Print the whole listing exactly.

(Source data)
____
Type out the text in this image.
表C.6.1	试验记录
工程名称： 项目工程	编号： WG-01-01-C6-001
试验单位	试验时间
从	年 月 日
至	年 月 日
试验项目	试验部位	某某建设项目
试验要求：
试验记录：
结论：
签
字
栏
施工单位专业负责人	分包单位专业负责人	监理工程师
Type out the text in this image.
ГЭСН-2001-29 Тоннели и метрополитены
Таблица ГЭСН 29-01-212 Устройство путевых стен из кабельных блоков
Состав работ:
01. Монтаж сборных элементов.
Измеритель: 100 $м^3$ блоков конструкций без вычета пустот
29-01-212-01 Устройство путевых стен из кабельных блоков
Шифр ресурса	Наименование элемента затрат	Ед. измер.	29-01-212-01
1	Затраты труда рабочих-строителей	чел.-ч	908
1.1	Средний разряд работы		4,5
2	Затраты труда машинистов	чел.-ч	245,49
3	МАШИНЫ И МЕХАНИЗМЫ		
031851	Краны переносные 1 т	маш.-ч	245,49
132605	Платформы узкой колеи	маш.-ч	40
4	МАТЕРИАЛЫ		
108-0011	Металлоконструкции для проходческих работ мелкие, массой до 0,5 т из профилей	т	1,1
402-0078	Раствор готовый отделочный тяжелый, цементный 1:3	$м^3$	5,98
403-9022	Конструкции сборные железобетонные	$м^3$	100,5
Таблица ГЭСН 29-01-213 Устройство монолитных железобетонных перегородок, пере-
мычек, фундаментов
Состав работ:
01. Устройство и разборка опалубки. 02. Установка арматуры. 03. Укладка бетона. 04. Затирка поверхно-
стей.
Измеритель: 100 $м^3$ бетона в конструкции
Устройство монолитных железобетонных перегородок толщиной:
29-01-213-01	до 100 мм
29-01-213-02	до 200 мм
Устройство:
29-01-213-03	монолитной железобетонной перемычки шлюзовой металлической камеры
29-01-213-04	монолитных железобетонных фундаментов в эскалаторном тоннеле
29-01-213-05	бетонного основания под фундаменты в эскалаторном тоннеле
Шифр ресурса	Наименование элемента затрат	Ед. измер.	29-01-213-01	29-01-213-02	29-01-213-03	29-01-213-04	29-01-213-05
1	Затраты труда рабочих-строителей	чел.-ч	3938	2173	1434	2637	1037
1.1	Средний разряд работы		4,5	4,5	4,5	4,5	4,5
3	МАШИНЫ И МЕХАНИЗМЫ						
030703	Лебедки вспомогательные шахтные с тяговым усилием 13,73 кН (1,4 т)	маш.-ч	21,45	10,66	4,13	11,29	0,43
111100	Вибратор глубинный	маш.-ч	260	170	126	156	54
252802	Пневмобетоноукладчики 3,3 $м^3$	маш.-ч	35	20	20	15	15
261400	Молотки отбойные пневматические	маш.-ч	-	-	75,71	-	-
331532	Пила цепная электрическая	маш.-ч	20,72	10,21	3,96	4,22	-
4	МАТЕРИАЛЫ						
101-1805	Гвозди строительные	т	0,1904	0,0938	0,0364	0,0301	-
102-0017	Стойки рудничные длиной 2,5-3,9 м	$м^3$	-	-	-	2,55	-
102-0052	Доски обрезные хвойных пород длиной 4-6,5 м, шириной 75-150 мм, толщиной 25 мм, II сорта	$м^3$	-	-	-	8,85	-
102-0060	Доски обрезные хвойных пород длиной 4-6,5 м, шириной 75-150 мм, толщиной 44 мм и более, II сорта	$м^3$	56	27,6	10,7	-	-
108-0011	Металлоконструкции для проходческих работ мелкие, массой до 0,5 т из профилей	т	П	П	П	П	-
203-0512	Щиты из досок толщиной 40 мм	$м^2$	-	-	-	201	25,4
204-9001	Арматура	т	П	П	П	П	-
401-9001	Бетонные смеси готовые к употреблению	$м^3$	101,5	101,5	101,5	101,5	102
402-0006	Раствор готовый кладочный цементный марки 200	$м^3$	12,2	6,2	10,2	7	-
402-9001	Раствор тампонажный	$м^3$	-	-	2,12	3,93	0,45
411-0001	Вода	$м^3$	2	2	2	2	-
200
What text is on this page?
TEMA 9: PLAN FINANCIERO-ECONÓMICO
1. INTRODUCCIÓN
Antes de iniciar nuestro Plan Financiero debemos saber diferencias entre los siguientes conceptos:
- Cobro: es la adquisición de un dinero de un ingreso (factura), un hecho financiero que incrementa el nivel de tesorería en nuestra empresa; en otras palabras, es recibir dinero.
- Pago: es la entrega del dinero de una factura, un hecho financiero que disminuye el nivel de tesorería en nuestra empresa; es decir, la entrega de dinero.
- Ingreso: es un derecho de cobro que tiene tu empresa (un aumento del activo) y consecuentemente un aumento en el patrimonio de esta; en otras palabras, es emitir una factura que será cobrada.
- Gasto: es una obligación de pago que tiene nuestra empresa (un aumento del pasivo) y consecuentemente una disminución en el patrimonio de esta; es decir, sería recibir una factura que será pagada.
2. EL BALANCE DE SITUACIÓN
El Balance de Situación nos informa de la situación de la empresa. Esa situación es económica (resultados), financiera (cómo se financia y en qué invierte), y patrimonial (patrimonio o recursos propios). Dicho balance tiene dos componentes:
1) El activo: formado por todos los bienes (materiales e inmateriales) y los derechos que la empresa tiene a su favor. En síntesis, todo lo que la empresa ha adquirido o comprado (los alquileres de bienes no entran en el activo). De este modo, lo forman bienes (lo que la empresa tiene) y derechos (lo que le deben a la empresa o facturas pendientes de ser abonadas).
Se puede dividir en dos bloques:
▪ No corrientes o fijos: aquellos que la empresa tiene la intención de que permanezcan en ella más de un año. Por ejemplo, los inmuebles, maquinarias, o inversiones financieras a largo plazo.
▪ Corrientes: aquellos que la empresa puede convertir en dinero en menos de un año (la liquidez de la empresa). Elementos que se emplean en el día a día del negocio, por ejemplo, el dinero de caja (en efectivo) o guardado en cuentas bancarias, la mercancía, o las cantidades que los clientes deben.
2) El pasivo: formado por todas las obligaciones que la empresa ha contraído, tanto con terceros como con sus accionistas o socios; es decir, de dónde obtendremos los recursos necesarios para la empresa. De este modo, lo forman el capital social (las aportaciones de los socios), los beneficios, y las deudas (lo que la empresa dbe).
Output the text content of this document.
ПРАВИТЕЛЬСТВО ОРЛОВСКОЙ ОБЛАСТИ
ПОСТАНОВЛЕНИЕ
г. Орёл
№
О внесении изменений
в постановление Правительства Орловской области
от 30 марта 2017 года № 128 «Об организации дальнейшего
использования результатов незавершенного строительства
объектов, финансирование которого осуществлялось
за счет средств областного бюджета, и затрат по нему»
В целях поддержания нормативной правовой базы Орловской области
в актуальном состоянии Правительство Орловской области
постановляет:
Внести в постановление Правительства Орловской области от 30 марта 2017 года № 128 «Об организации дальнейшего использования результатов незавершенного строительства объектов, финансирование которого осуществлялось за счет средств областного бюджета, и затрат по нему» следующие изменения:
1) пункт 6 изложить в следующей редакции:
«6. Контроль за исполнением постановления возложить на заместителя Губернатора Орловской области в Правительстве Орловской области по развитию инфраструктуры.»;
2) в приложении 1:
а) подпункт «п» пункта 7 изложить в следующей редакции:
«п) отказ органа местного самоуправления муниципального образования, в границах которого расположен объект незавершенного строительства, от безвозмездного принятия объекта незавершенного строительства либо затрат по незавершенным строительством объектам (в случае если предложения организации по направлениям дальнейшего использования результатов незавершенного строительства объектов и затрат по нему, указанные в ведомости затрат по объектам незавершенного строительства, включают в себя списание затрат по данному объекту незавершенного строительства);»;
____
Solution to this problem:
Type out the text in this image.
表C.6.1	试验记录
工程名称： 项目工程	编号： WG-01-01-C6-001
试验单位	试验时间
从	年 月 日
至	年 月 日
试验项目	试验部位	某某建设项目
试验要求：
试验记录：
结论：
签
字
栏
施工单位专业负责人	分包单位专业负责人	监理工程师
Type out the text in this image.
ГЭСН-2001-29 Тоннели и метрополитены
Таблица ГЭСН 29-01-212 Устройство путевых стен из кабельных блоков
Состав работ:
01. Монтаж сборных элементов.
Измеритель: 100 $м^3$ блоков конструкций без вычета пустот
29-01-212-01 Устройство путевых стен из кабельных блоков
Шифр ресурса	Наименование элемента затрат	Ед. измер.	29-01-212-01
1	Затраты труда рабочих-строителей	чел.-ч	908
1.1	Средний разряд работы		4,5
2	Затраты труда машинистов	чел.-ч	245,49
3	МАШИНЫ И МЕХАНИЗМЫ		
031851	Краны переносные 1 т	маш.-ч	245,49
132605	Платформы узкой колеи	маш.-ч	40
4	МАТЕРИАЛЫ		
108-0011	Металлоконструкции для проходческих работ мелкие, массой до 0,5 т из профилей	т	1,1
402-0078	Раствор готовый отделочный тяжелый, цементный 1:3	$м^3$	5,98
403-9022	Конструкции сборные железобетонные	$м^3$	100,5
Таблица ГЭСН 29-01-213 Устройство монолитных железобетонных перегородок, пере-
мычек, фундаментов
Состав работ:
01. Устройство и разборка опалубки. 02. Установка арматуры. 03. Укладка бетона. 04. Затирка поверхно-
стей.
Измеритель: 100 $м^3$ бетона в конструкции
Устройство монолитных железобетонных перегородок толщиной:
29-01-213-01	до 100 мм
29-01-213-02	до 200 мм
Устройство:
29-01-213-03	монолитной железобетонной перемычки шлюзовой металлической камеры
29-01-213-04	монолитных железобетонных фундаментов в эскалаторном тоннеле
29-01-213-05	бетонного основания под фундаменты в эскалаторном тоннеле
Шифр ресурса	Наименование элемента затрат	Ед. измер.	29-01-213-01	29-01-213-02	29-01-213-03	29-01-213-04	29-01-213-05
1	Затраты труда рабочих-строителей	чел.-ч	3938	2173	1434	2637	1037
1.1	Средний разряд работы		4,5	4,5	4,5	4,5	4,5
3	МАШИНЫ И МЕХАНИЗМЫ						
030703	Лебедки вспомогательные шахтные с тяговым усилием 13,73 кН (1,4 т)	маш.-ч	21,45	10,66	4,13	11,29	0,43
111100	Вибратор глубинный	маш.-ч	260	170	126	156	54
252802	Пневмобетоноукладчики 3,3 $м^3$	маш.-ч	35	20	20	15	15
261400	Молотки отбойные пневматические	маш.-ч	-	-	75,71	-	-
331532	Пила цепная электрическая	маш.-ч	20,72	10,21	3,96	4,22	-
4	МАТЕРИАЛЫ						
101-1805	Гвозди строительные	т	0,1904	0,0938	0,0364	0,0301	-
102-0017	Стойки рудничные длиной 2,5-3,9 м	$м^3$	-	-	-	2,55	-
102-0052	Доски обрезные хвойных пород длиной 4-6,5 м, шириной 75-150 мм, толщиной 25 мм, II сорта	$м^3$	-	-	-	8,85	-
102-0060	Доски обрезные хвойных пород длиной 4-6,5 м, шириной 75-150 мм, толщиной 44 мм и более, II сорта	$м^3$	56	27,6	10,7	-	-
108-0011	Металлоконструкции для проходческих работ мелкие, массой до 0,5 т из профилей	т	П	П	П	П	-
203-0512	Щиты из досок толщиной 40 мм	$м^2$	-	-	-	201	25,4
204-9001	Арматура	т	П	П	П	П	-
401-9001	Бетонные смеси готовые к употреблению	$м^3$	101,5	101,5	101,5	101,5	102
402-0006	Раствор готовый кладочный цементный марки 200	$м^3$	12,2	6,2	10,2	7	-
402-9001	Раствор тампонажный	$м^3$	-	-	2,12	3,93	0,45
411-0001	Вода	$м^3$	2	2	2	2	-
200
What text is on this page?
TEMA 9: PLAN FINANCIERO-ECONÓMICO
1. INTRODUCCIÓN
Antes de iniciar nuestro Plan Financiero debemos saber diferencias entre los siguientes conceptos:
- Cobro: es la adquisición de un dinero de un ingreso (factura), un hecho financiero que incrementa el nivel de tesorería en nuestra empresa; en otras palabras, es recibir dinero.
- Pago: es la entrega del dinero de una factura, un hecho financiero que disminuye el nivel de tesorería en nuestra empresa; es decir, la entrega de dinero.
- Ingreso: es un derecho de cobro que tiene tu empresa (un aumento del activo) y consecuentemente un aumento en el patrimonio de esta; en otras palabras, es emitir una factura que será cobrada.
- Gasto: es una obligación de pago que tiene nuestra empresa (un aumento del pasivo) y consecuentemente una disminución en el patrimonio de esta; es decir, sería recibir una factura que será pagada.
2. EL BALANCE DE SITUACIÓN
El Balance de Situación nos informa de la situación de la empresa. Esa situación es económica (resultados), financiera (cómo se financia y en qué invierte), y patrimonial (patrimonio o recursos propios). Dicho balance tiene dos componentes:
1) El activo: formado por todos los bienes (materiales e inmateriales) y los derechos que la empresa tiene a su favor. En síntesis, todo lo que la empresa ha adquirido o comprado (los alquileres de bienes no entran en el activo). De este modo, lo forman bienes (lo que la empresa tiene) y derechos (lo que le deben a la empresa o facturas pendientes de ser abonadas).
Se puede dividir en dos bloques:
▪ No corrientes o fijos: aquellos que la empresa tiene la intención de que permanezcan en ella más de un año. Por ejemplo, los inmuebles, maquinarias, o inversiones financieras a largo plazo.
▪ Corrientes: aquellos que la empresa puede convertir en dinero en menos de un año (la liquidez de la empresa). Elementos que se emplean en el día a día del negocio, por ejemplo, el dinero de caja (en efectivo) o guardado en cuentas bancarias, la mercancía, o las cantidades que los clientes deben.
2) El pasivo: formado por todas las obligaciones que la empresa ha contraído, tanto con terceros como con sus accionistas o socios; es decir, de dónde obtendremos los recursos necesarios para la empresa. De este modo, lo forman el capital social (las aportaciones de los socios), los beneficios, y las deudas (lo que la empresa dbe).
Output the text content of this document.
ПРАВИТЕЛЬСТВО ОРЛОВСКОЙ ОБЛАСТИ
ПОСТАНОВЛЕНИЕ
г. Орёл
№
О внесении изменений
в постановление Правительства Орловской области
от 30 марта 2017 года № 128 «Об организации дальнейшего
использования результатов незавершенного строительства
объектов, финансирование которого осуществлялось
за счет средств областного бюджета, и затрат по нему»
В целях поддержания нормативной правовой базы Орловской области
в актуальном состоянии Правительство Орловской области
постановляет:
Внести в постановление Правительства Орловской области от 30 марта 2017 года № 128 «Об организации дальнейшего использования результатов незавершенного строительства объектов, финансирование которого осуществлялось за счет средств областного бюджета, и затрат по нему» следующие изменения:
1) пункт 6 изложить в следующей редакции:
«6. Контроль за исполнением постановления возложить на заместителя Губернатора Орловской области в Правительстве Орловской области по развитию инфраструктуры.»;
2) в приложении 1:
а) подпункт «п» пункта 7 изложить в следующей редакции:
«п) отказ органа местного самоуправления муниципального образования, в границах которого расположен объект незавершенного строительства, от безвозмездного принятия объекта незавершенного строительства либо затрат по незавершенным строительством объектам (в случае если предложения организации по направлениям дальнейшего использования результатов незавершенного строительства объектов и затрат по нему, указанные в ведомости затрат по объектам незавершенного строительства, включают в себя списание затрат по данному объекту незавершенного строительства);»;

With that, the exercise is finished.